PASSAGE GIVEN:
+---+

US20230220658A1

US20230220658A1 - Improved modular element for making underground structures for basins designed to manage meteoric waters or underground structures for retaining soil

Info

Publication number: US20230220658A1
Application number: US18/000,980
Authority: US
Inventors: Mirco Pegoraro
Original assignee: Geoplast SpA
Current assignee: Geoplast SpA
Priority date: 2020-06-15
Filing date: 2021-06-10
Publication date: 2023-07-13
Also published as: CA3187039A1; IT202000014176A1; EP4165255A1; WO2021255588A1

Abstract

A modular element or semi-module for making underground structures of basins for the management of meteoric waters or for retaining soil includes a substantially planar base portion and one or more pillars rising from the base portion. Each pillar is hollow and has a first external wall defining at least one internal cavity, inside the cavity there being an internal tubular stiffening wall that is spaced from the external wall and has a prismatic shape or a shape substantially corresponding to that of the external wall.

Description

This patent relates to underground tanks and structures for the management of rainwater or to retain soil and in particular concerns a new improved modular element for creating underground structures in underground basins for the management of rainwater or to retain soil.
Underground basins are already known in the prior art, that is, rainwater collection tanks constructed under the urban pavement, or any public or private surface in general, having the purpose of collecting rainwater, thus preventing flooding due to the increase of urbanized areas and also to enable the sustainable management of the water collected, which can be advantageously used for irrigation, for example.

+---+

WHAT YOU HAVE TO DO: Please quote the part of the patent text starting with "A modular element" and going on through "to retain soil.".

(Collected data entries)
+---+

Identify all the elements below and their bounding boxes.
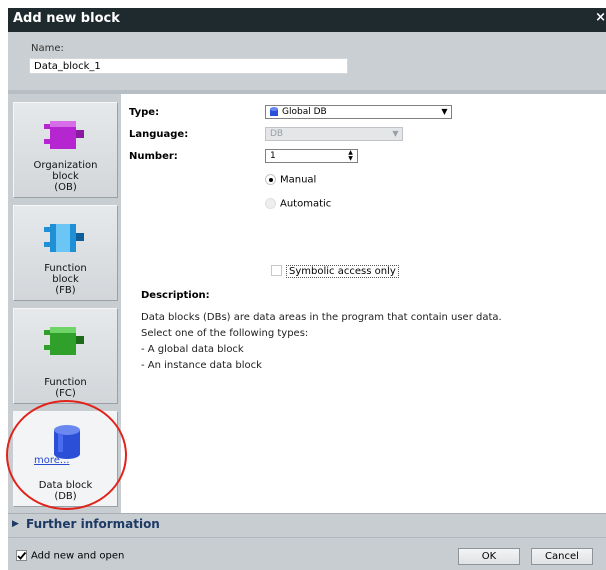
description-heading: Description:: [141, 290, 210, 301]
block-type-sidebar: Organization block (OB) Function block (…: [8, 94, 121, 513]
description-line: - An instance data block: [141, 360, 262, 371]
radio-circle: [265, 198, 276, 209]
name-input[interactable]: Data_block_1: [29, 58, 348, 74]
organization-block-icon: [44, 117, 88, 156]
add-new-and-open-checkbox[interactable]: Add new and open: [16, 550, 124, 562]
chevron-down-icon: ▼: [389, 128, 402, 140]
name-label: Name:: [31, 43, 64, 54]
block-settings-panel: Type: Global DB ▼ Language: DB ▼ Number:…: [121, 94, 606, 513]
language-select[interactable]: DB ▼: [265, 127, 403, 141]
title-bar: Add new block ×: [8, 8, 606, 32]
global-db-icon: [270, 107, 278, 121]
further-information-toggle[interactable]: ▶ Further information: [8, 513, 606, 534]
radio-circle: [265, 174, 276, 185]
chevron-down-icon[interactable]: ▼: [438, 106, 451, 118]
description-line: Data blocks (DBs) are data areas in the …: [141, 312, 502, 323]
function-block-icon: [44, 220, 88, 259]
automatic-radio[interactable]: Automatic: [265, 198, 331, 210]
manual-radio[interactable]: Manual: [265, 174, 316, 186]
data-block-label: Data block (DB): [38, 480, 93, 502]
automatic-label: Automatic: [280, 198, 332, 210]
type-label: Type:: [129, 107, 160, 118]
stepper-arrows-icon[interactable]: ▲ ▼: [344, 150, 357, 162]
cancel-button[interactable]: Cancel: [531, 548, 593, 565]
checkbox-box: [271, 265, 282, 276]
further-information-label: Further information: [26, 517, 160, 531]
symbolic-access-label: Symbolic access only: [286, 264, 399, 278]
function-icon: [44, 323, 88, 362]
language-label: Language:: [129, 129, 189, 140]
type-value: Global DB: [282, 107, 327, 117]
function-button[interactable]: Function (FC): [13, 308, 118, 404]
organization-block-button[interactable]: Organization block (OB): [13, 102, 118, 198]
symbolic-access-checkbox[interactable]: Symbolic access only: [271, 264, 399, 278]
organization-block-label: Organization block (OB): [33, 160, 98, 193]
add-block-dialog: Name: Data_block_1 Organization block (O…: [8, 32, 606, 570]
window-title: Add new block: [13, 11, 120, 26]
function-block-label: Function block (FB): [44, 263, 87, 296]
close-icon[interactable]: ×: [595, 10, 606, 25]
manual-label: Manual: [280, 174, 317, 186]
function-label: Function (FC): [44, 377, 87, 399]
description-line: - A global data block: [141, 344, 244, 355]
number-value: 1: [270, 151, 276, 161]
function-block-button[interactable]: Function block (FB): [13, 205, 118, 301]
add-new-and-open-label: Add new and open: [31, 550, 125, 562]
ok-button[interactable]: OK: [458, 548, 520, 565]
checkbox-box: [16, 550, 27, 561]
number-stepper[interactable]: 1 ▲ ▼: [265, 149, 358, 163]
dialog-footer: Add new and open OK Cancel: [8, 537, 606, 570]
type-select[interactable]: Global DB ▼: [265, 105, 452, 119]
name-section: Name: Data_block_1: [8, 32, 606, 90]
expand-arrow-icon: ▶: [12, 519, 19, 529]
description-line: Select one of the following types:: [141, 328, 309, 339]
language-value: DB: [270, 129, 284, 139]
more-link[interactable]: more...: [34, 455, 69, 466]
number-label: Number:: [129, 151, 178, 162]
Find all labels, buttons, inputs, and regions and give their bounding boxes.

+---+

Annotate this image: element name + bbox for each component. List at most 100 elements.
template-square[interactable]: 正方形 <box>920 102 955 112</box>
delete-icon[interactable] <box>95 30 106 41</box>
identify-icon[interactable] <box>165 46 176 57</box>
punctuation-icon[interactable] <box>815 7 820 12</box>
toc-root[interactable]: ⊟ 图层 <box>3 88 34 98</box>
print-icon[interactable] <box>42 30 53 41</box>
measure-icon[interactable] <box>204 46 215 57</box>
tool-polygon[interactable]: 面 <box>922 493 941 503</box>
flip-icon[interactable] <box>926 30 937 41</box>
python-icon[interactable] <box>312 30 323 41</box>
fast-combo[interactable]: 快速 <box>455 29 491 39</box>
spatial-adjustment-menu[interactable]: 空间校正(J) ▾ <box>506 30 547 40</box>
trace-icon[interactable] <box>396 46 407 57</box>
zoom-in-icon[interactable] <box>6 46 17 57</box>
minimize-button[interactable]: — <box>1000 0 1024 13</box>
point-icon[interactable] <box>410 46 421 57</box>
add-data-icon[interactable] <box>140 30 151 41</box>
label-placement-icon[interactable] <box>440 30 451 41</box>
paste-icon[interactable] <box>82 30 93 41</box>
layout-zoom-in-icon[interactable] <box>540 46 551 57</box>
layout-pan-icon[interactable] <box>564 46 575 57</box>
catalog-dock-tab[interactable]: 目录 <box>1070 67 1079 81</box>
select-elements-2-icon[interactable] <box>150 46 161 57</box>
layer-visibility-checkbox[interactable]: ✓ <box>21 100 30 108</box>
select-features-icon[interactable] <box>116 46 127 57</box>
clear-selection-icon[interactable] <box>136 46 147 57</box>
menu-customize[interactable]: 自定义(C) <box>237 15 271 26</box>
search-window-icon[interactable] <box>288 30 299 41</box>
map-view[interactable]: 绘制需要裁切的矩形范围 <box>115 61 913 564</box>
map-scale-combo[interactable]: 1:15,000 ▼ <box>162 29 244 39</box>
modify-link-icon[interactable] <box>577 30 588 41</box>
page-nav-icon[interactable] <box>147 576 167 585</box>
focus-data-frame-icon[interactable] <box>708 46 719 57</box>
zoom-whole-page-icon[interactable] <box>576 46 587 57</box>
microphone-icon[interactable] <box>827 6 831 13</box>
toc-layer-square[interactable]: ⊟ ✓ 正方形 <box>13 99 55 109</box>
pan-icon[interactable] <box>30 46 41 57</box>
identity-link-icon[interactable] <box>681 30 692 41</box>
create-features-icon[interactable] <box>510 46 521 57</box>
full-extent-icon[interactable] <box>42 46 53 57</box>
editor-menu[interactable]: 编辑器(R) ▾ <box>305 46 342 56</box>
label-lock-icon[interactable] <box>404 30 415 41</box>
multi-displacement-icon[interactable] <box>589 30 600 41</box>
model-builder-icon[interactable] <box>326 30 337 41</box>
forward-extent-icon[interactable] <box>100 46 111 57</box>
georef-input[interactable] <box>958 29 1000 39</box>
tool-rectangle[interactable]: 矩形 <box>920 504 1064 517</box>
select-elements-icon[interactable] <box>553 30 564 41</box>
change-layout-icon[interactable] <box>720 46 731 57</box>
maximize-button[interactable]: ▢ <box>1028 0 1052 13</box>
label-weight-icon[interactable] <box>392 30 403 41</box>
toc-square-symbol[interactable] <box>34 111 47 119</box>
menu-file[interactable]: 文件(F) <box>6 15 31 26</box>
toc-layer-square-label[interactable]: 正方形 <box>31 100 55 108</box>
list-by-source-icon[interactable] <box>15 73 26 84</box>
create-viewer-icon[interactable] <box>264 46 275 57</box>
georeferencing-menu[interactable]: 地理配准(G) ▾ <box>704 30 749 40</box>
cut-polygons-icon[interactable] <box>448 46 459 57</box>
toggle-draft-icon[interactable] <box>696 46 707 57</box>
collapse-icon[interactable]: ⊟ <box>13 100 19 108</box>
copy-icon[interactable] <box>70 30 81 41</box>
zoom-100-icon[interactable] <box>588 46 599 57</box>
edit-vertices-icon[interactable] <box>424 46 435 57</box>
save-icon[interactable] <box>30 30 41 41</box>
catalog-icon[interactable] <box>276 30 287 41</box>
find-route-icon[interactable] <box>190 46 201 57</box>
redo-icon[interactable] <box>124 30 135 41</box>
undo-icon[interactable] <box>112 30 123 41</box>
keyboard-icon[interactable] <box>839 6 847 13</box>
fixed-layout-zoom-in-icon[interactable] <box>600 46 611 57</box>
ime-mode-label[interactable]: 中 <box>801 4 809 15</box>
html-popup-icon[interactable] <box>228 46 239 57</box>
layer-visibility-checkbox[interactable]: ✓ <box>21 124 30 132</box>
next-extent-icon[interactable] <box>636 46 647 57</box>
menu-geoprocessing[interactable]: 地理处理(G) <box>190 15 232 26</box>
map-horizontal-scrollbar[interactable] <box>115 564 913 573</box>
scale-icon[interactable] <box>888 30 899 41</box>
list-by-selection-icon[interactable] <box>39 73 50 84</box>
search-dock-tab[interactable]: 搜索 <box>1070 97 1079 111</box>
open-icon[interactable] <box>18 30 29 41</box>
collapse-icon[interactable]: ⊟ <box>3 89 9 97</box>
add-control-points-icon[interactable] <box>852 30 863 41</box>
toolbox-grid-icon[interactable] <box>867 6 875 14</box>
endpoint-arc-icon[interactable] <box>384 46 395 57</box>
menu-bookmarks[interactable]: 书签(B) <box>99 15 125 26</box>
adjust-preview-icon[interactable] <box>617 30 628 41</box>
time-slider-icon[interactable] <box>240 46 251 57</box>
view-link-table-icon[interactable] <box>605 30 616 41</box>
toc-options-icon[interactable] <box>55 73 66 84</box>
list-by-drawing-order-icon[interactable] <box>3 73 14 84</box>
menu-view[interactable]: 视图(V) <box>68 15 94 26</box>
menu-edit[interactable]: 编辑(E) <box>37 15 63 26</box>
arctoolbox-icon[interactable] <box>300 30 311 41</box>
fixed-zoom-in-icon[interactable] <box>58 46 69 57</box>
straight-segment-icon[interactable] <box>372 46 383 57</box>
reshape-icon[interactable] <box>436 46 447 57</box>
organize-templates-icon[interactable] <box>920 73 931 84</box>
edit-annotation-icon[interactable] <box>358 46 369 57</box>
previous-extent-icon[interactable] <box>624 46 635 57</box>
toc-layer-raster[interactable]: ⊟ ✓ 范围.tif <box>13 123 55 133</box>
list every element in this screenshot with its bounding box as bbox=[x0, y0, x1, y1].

+---+

EXERCISE RESULT:
A modular element or semi-module for making underground structures of basins for the management of meteoric waters or for retaining soil includes a substantially planar base portion and one or more pillars rising from the base portion. Each pillar is hollow and has a first external wall defining at least one internal cavity, inside the cavity there being an internal tubular stiffening wall that is spaced from the external wall and has a prismatic shape or a shape substantially corresponding to that of the external wall.

Description

This patent relates to underground tanks and structures for the management of rainwater or to retain soil and in particular concerns a new improved modular element for creating underground structures in underground basins for the management of rainwater or to retain soil.